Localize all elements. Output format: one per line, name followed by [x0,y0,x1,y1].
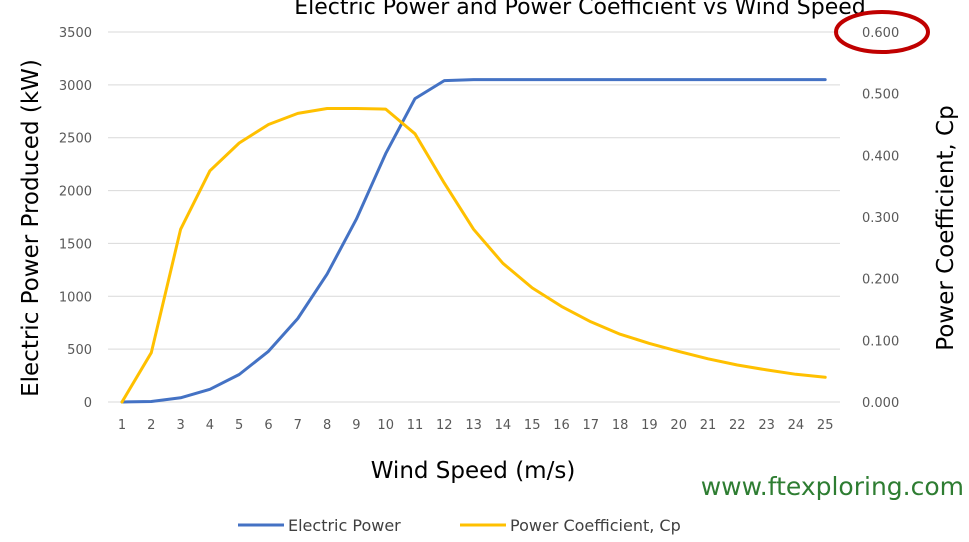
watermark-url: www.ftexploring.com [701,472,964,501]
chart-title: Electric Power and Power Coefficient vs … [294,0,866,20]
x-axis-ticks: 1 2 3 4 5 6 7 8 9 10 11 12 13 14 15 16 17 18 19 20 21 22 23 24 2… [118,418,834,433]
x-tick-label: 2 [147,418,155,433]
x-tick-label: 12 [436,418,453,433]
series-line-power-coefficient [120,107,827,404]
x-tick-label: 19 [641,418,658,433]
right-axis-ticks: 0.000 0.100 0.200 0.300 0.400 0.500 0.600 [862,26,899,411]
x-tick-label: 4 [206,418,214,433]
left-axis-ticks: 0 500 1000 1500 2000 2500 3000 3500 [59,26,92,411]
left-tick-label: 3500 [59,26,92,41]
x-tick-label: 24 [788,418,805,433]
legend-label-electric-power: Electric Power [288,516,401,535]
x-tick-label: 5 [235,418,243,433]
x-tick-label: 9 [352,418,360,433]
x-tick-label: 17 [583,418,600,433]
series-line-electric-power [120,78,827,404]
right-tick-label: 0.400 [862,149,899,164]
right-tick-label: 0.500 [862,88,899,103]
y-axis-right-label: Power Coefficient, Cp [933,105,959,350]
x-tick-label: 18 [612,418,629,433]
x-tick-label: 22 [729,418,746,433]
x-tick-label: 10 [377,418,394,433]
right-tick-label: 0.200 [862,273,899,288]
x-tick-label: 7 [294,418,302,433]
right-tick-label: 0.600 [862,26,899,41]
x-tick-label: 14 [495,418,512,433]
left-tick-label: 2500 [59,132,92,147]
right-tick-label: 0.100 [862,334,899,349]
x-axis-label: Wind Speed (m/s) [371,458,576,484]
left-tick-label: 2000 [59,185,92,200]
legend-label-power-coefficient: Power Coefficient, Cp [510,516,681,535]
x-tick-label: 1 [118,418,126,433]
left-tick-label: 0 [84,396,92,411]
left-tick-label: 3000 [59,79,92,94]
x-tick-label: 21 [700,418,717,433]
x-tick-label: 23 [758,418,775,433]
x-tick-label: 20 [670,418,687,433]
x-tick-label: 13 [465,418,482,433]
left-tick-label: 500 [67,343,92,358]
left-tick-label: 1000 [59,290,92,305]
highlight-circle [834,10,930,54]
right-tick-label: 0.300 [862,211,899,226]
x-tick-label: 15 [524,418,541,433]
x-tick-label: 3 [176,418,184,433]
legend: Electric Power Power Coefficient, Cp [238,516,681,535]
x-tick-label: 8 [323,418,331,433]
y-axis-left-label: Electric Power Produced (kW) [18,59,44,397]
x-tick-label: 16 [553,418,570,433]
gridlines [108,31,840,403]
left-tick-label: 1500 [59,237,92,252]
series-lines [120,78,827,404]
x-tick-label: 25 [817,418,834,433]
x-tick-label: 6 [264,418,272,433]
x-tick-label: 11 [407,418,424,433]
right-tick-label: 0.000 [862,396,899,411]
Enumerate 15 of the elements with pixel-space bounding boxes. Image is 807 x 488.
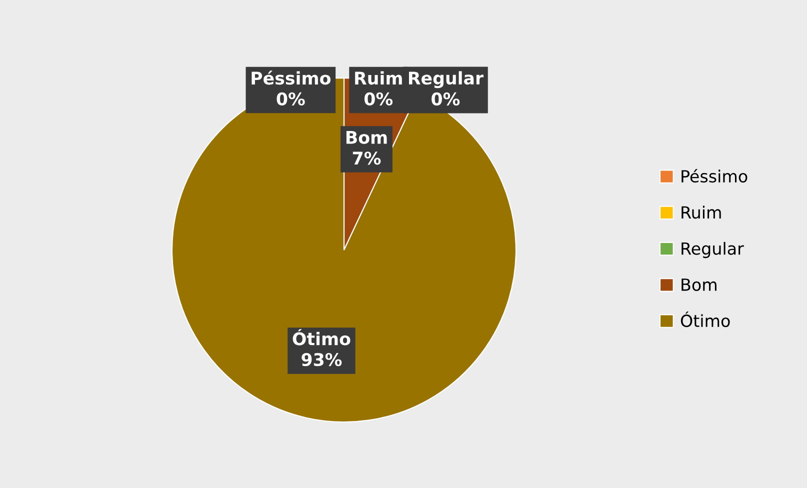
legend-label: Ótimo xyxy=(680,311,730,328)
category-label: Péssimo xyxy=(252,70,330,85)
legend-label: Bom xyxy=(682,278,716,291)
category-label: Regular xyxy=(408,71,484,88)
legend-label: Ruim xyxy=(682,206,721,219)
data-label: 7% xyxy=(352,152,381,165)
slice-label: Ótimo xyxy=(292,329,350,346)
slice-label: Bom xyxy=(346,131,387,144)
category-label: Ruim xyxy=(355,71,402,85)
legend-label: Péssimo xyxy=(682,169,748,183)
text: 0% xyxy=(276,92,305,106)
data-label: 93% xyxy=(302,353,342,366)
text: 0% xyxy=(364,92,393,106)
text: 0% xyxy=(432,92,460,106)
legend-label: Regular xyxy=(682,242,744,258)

____________

# TASK STATEMENT
Reproduce every line of the records above character for character, omitting the picture lines.

# ANSWER TO THE TASK
Localize all elements. Output format: one per line, name followed by [x0,y0,x1,y1].
watermark-url: www.ftexploring.com [701,472,964,501]
chart-title: Electric Power and Power Coefficient vs … [294,0,866,20]
x-axis-ticks: 1 2 3 4 5 6 7 8 9 10 11 12 13 14 15 16 17 18 19 20 21 22 23 24 2… [118,418,834,433]
x-tick-label: 2 [147,418,155,433]
x-tick-label: 12 [436,418,453,433]
series-line-power-coefficient [120,107,827,404]
x-tick-label: 19 [641,418,658,433]
right-axis-ticks: 0.000 0.100 0.200 0.300 0.400 0.500 0.600 [862,26,899,411]
x-tick-label: 4 [206,418,214,433]
left-axis-ticks: 0 500 1000 1500 2000 2500 3000 3500 [59,26,92,411]
left-tick-label: 3500 [59,26,92,41]
x-tick-label: 24 [788,418,805,433]
legend-label-electric-power: Electric Power [288,516,401,535]
x-tick-label: 5 [235,418,243,433]
x-tick-label: 9 [352,418,360,433]
x-tick-label: 17 [583,418,600,433]
series-line-electric-power [120,78,827,404]
right-tick-label: 0.400 [862,149,899,164]
right-tick-label: 0.500 [862,88,899,103]
y-axis-right-label: Power Coefficient, Cp [933,105,959,350]
x-tick-label: 18 [612,418,629,433]
x-tick-label: 22 [729,418,746,433]
x-tick-label: 10 [377,418,394,433]
right-tick-label: 0.200 [862,273,899,288]
x-tick-label: 7 [294,418,302,433]
right-tick-label: 0.600 [862,26,899,41]
x-tick-label: 14 [495,418,512,433]
left-tick-label: 2500 [59,132,92,147]
right-tick-label: 0.100 [862,334,899,349]
x-axis-label: Wind Speed (m/s) [371,458,576,484]
left-tick-label: 2000 [59,185,92,200]
legend-label-power-coefficient: Power Coefficient, Cp [510,516,681,535]
x-tick-label: 1 [118,418,126,433]
left-tick-label: 0 [84,396,92,411]
left-tick-label: 3000 [59,79,92,94]
x-tick-label: 21 [700,418,717,433]
x-tick-label: 23 [758,418,775,433]
x-tick-label: 20 [670,418,687,433]
x-tick-label: 13 [465,418,482,433]
left-tick-label: 500 [67,343,92,358]
left-tick-label: 1000 [59,290,92,305]
highlight-circle [834,10,930,54]
right-tick-label: 0.300 [862,211,899,226]
x-tick-label: 15 [524,418,541,433]
x-tick-label: 3 [176,418,184,433]
legend: Electric Power Power Coefficient, Cp [238,516,681,535]
x-tick-label: 8 [323,418,331,433]
y-axis-left-label: Electric Power Produced (kW) [18,59,44,397]
x-tick-label: 16 [553,418,570,433]
gridlines [108,31,840,403]
left-tick-label: 1500 [59,237,92,252]
series-lines [120,78,827,404]
x-tick-label: 25 [817,418,834,433]
x-tick-label: 6 [264,418,272,433]
x-tick-label: 11 [407,418,424,433]
right-tick-label: 0.000 [862,396,899,411]
Enumerate 15 of the elements with pixel-space bounding boxes. Image is 807 x 488.
legend-label: Ótimo xyxy=(680,311,730,328)
category-label: Péssimo xyxy=(252,70,330,85)
legend-label: Bom xyxy=(682,278,716,291)
category-label: Regular xyxy=(408,71,484,88)
legend-label: Ruim xyxy=(682,206,721,219)
data-label: 7% xyxy=(352,152,381,165)
slice-label: Ótimo xyxy=(292,329,350,346)
slice-label: Bom xyxy=(346,131,387,144)
category-label: Ruim xyxy=(355,71,402,85)
legend-label: Péssimo xyxy=(682,169,748,183)
text: 0% xyxy=(276,92,305,106)
data-label: 93% xyxy=(302,353,342,366)
text: 0% xyxy=(364,92,393,106)
text: 0% xyxy=(432,92,460,106)
legend-label: Regular xyxy=(682,242,744,258)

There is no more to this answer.